** START OF Material supplied **

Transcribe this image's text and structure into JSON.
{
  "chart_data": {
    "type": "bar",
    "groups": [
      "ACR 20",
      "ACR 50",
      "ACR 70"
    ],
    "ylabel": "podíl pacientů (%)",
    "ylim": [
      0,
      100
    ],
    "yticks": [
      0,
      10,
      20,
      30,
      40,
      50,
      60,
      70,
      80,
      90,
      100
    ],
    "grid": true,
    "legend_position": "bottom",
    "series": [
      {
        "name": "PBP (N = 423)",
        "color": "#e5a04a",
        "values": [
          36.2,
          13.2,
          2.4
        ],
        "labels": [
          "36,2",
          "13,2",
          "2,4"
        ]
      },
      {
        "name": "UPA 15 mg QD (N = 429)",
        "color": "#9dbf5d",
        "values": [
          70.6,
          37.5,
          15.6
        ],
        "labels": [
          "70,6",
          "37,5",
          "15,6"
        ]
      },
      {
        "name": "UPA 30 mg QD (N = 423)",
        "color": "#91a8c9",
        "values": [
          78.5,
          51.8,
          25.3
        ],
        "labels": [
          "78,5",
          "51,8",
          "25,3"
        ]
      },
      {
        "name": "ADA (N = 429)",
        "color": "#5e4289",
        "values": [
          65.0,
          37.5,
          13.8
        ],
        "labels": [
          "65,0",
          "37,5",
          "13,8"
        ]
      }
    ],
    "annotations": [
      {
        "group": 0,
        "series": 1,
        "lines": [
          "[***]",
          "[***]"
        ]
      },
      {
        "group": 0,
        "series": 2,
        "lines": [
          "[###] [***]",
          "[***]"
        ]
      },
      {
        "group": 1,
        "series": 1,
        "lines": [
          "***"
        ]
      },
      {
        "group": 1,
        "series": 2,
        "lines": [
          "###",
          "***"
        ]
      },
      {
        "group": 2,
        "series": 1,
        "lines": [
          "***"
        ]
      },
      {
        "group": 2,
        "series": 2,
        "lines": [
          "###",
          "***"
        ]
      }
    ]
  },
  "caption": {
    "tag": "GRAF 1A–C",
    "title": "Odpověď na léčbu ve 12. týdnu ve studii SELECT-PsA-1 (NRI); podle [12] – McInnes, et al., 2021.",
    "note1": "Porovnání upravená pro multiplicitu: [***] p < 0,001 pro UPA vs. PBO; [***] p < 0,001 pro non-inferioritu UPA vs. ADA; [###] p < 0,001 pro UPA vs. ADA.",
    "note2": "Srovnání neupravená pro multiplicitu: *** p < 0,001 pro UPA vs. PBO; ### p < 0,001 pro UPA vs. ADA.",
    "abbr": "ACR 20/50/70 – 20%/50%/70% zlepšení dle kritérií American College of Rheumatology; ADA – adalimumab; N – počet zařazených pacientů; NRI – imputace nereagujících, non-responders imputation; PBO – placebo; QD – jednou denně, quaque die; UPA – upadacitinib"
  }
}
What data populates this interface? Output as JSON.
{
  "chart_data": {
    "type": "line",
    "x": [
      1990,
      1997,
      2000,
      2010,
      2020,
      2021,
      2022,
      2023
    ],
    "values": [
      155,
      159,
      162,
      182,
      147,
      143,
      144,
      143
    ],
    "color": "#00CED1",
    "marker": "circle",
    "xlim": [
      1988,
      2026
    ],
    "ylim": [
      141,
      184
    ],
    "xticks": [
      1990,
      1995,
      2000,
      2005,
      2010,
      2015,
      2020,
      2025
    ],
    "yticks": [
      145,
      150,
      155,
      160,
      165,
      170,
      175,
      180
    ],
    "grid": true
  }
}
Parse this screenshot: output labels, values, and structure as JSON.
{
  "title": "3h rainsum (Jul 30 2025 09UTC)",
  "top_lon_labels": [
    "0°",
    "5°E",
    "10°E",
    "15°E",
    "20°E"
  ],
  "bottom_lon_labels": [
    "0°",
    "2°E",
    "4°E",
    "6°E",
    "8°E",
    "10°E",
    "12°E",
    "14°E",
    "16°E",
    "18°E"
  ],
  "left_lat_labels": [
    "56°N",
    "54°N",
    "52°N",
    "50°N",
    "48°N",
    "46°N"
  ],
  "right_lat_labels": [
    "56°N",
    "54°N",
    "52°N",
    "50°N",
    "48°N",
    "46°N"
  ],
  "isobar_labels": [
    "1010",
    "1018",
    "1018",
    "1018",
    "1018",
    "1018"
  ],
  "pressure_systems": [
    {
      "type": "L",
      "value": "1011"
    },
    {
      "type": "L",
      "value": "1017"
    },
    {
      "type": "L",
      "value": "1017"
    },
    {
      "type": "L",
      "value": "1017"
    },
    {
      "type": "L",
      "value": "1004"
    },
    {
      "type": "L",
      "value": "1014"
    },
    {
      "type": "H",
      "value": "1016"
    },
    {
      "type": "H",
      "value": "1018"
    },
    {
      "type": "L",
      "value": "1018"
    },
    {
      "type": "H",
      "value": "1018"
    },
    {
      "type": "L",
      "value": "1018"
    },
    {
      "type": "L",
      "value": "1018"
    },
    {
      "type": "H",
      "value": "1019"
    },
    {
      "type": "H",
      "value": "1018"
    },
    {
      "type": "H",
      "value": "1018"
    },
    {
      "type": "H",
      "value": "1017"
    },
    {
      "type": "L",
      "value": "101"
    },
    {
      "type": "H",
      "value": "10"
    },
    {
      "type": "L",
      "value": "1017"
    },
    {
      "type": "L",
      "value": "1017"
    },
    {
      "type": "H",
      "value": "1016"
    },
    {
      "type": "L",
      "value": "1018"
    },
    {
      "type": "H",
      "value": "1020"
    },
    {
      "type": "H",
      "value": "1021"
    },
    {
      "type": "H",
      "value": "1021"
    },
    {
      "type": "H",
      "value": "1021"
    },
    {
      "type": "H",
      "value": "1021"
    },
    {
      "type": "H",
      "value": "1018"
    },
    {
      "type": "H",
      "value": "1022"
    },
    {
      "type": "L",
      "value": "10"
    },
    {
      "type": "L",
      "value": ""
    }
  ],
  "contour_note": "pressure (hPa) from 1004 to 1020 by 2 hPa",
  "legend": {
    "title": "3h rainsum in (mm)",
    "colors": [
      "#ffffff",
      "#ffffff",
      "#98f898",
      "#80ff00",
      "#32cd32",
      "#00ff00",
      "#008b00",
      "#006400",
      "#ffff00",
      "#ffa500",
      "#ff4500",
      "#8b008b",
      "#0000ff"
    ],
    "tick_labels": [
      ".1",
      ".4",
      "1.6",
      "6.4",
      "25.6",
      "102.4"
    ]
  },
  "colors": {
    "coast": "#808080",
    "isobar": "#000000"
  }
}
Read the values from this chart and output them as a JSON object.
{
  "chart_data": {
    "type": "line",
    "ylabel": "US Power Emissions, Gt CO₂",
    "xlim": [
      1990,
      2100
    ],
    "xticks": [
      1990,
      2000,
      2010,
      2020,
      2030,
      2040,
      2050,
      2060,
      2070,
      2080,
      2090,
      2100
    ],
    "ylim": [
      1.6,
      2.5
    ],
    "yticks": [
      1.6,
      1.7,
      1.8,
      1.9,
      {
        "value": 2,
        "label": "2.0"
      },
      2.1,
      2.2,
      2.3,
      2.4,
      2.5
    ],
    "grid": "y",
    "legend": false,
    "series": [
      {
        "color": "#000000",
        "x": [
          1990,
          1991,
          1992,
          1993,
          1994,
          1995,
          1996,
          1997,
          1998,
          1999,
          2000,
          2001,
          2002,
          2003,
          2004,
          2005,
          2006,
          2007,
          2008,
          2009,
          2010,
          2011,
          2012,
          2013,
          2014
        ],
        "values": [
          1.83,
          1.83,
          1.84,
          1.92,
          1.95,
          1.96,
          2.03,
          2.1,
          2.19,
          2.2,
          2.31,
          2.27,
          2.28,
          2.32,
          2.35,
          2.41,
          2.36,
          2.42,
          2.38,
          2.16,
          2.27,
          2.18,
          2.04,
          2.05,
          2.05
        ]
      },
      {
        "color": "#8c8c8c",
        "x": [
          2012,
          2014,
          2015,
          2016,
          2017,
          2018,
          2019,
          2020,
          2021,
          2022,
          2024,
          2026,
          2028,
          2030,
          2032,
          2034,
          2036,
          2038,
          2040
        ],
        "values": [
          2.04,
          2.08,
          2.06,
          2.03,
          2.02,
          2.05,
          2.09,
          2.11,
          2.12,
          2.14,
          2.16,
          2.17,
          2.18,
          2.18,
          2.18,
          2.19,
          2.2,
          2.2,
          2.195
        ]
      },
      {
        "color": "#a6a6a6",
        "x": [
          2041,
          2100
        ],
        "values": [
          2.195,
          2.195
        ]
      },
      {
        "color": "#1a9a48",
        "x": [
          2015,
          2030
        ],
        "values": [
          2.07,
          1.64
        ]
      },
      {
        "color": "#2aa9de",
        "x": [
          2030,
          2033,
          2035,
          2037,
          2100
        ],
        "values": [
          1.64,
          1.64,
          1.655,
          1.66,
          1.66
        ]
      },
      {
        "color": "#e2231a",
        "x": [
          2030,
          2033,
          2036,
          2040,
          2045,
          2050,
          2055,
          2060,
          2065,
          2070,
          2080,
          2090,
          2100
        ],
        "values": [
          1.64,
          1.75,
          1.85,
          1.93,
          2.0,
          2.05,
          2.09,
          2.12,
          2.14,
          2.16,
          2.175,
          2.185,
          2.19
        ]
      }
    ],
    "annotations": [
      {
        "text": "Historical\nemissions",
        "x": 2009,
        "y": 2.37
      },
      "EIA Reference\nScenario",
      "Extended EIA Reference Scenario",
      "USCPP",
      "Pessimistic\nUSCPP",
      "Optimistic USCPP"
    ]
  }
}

** END OF Material supplied **

(Instruction) List each line of the records that holds the string "multiplicitu".

(The result)
    "note1": "Porovnání upravená pro multiplicitu: [***] p < 0,001 pro UPA vs. PBO; [***] p < 0,001 pro non-inferioritu UPA vs. ADA; [###] p < 0,001 pro UPA vs. ADA.",
    "note2": "Srovnání neupravená pro multiplicitu: *** p < 0,001 pro UPA vs. PBO; ### p < 0,001 pro UPA vs. ADA.",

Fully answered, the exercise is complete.